What is asked
Your job is to restate each entry word for word.

Provided information

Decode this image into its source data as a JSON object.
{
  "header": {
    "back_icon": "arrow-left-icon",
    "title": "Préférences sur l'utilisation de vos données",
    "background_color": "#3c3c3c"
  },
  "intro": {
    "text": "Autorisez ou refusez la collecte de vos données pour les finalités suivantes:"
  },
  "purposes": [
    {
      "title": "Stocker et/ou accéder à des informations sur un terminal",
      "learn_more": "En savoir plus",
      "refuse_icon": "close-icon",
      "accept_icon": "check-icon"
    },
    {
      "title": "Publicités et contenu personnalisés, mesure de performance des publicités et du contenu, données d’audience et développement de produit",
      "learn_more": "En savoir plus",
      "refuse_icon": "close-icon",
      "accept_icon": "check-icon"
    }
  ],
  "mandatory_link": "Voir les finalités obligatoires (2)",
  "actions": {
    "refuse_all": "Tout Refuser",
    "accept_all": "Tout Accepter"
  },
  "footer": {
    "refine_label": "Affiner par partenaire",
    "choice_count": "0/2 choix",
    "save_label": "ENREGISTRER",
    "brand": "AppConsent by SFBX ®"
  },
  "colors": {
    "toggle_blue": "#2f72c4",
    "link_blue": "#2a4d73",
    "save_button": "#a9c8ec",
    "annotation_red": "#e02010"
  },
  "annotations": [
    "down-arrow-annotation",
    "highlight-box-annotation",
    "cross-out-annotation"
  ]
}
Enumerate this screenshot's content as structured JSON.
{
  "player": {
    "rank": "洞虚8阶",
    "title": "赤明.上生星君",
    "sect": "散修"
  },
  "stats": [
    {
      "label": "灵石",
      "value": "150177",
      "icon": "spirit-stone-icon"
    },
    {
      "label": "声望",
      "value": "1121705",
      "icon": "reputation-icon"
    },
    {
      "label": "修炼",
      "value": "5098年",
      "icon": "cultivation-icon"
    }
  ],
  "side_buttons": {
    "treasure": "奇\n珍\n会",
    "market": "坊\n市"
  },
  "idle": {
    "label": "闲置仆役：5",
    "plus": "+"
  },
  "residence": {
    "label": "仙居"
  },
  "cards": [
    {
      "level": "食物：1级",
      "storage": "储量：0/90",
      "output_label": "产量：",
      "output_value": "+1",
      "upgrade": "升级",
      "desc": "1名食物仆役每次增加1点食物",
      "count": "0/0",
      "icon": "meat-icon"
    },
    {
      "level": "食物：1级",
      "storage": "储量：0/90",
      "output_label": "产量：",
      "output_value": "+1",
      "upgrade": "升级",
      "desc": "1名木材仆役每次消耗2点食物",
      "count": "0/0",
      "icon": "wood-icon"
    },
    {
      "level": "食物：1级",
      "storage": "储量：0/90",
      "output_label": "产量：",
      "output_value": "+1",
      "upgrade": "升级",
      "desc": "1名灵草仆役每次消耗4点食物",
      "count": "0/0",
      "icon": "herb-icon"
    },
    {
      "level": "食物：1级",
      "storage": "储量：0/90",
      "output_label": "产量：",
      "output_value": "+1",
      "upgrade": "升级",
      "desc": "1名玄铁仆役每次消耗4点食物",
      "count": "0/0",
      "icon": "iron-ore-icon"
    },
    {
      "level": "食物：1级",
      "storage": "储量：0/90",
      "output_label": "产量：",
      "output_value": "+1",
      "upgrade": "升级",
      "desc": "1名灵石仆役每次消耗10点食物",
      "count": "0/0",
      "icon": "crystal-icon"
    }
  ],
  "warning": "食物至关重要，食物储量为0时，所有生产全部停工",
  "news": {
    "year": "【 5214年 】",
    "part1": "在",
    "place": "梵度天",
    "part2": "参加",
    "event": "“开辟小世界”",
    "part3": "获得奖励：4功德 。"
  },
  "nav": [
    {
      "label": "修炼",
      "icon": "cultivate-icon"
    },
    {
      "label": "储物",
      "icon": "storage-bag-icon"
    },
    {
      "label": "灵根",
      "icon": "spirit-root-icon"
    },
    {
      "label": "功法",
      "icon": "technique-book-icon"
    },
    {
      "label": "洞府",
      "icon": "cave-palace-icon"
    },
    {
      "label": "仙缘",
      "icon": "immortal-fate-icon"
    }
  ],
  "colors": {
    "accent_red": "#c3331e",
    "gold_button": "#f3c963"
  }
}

Task solution
Decode this image into its source data as a JSON object.
{
  "header": {
    "back_icon": "arrow-left-icon",
    "title": "Préférences sur l'utilisation de vos données",
    "background_color": "#3c3c3c"
  },
  "intro": {
    "text": "Autorisez ou refusez la collecte de vos données pour les finalités suivantes:"
  },
  "purposes": [
    {
      "title": "Stocker et/ou accéder à des informations sur un terminal",
      "learn_more": "En savoir plus",
      "refuse_icon": "close-icon",
      "accept_icon": "check-icon"
    },
    {
      "title": "Publicités et contenu personnalisés, mesure de performance des publicités et du contenu, données d’audience et développement de produit",
      "learn_more": "En savoir plus",
      "refuse_icon": "close-icon",
      "accept_icon": "check-icon"
    }
  ],
  "mandatory_link": "Voir les finalités obligatoires (2)",
  "actions": {
    "refuse_all": "Tout Refuser",
    "accept_all": "Tout Accepter"
  },
  "footer": {
    "refine_label": "Affiner par partenaire",
    "choice_count": "0/2 choix",
    "save_label": "ENREGISTRER",
    "brand": "AppConsent by SFBX ®"
  },
  "colors": {
    "toggle_blue": "#2f72c4",
    "link_blue": "#2a4d73",
    "save_button": "#a9c8ec",
    "annotation_red": "#e02010"
  },
  "annotations": [
    "down-arrow-annotation",
    "highlight-box-annotation",
    "cross-out-annotation"
  ]
}
Enumerate this screenshot's content as structured JSON.
{
  "player": {
    "rank": "洞虚8阶",
    "title": "赤明.上生星君",
    "sect": "散修"
  },
  "stats": [
    {
      "label": "灵石",
      "value": "150177",
      "icon": "spirit-stone-icon"
    },
    {
      "label": "声望",
      "value": "1121705",
      "icon": "reputation-icon"
    },
    {
      "label": "修炼",
      "value": "5098年",
      "icon": "cultivation-icon"
    }
  ],
  "side_buttons": {
    "treasure": "奇\n珍\n会",
    "market": "坊\n市"
  },
  "idle": {
    "label": "闲置仆役：5",
    "plus": "+"
  },
  "residence": {
    "label": "仙居"
  },
  "cards": [
    {
      "level": "食物：1级",
      "storage": "储量：0/90",
      "output_label": "产量：",
      "output_value": "+1",
      "upgrade": "升级",
      "desc": "1名食物仆役每次增加1点食物",
      "count": "0/0",
      "icon": "meat-icon"
    },
    {
      "level": "食物：1级",
      "storage": "储量：0/90",
      "output_label": "产量：",
      "output_value": "+1",
      "upgrade": "升级",
      "desc": "1名木材仆役每次消耗2点食物",
      "count": "0/0",
      "icon": "wood-icon"
    },
    {
      "level": "食物：1级",
      "storage": "储量：0/90",
      "output_label": "产量：",
      "output_value": "+1",
      "upgrade": "升级",
      "desc": "1名灵草仆役每次消耗4点食物",
      "count": "0/0",
      "icon": "herb-icon"
    },
    {
      "level": "食物：1级",
      "storage": "储量：0/90",
      "output_label": "产量：",
      "output_value": "+1",
      "upgrade": "升级",
      "desc": "1名玄铁仆役每次消耗4点食物",
      "count": "0/0",
      "icon": "iron-ore-icon"
    },
    {
      "level": "食物：1级",
      "storage": "储量：0/90",
      "output_label": "产量：",
      "output_value": "+1",
      "upgrade": "升级",
      "desc": "1名灵石仆役每次消耗10点食物",
      "count": "0/0",
      "icon": "crystal-icon"
    }
  ],
  "warning": "食物至关重要，食物储量为0时，所有生产全部停工",
  "news": {
    "year": "【 5214年 】",
    "part1": "在",
    "place": "梵度天",
    "part2": "参加",
    "event": "“开辟小世界”",
    "part3": "获得奖励：4功德 。"
  },
  "nav": [
    {
      "label": "修炼",
      "icon": "cultivate-icon"
    },
    {
      "label": "储物",
      "icon": "storage-bag-icon"
    },
    {
      "label": "灵根",
      "icon": "spirit-root-icon"
    },
    {
      "label": "功法",
      "icon": "technique-book-icon"
    },
    {
      "label": "洞府",
      "icon": "cave-palace-icon"
    },
    {
      "label": "仙缘",
      "icon": "immortal-fate-icon"
    }
  ],
  "colors": {
    "accent_red": "#c3331e",
    "gold_button": "#f3c963"
  }
}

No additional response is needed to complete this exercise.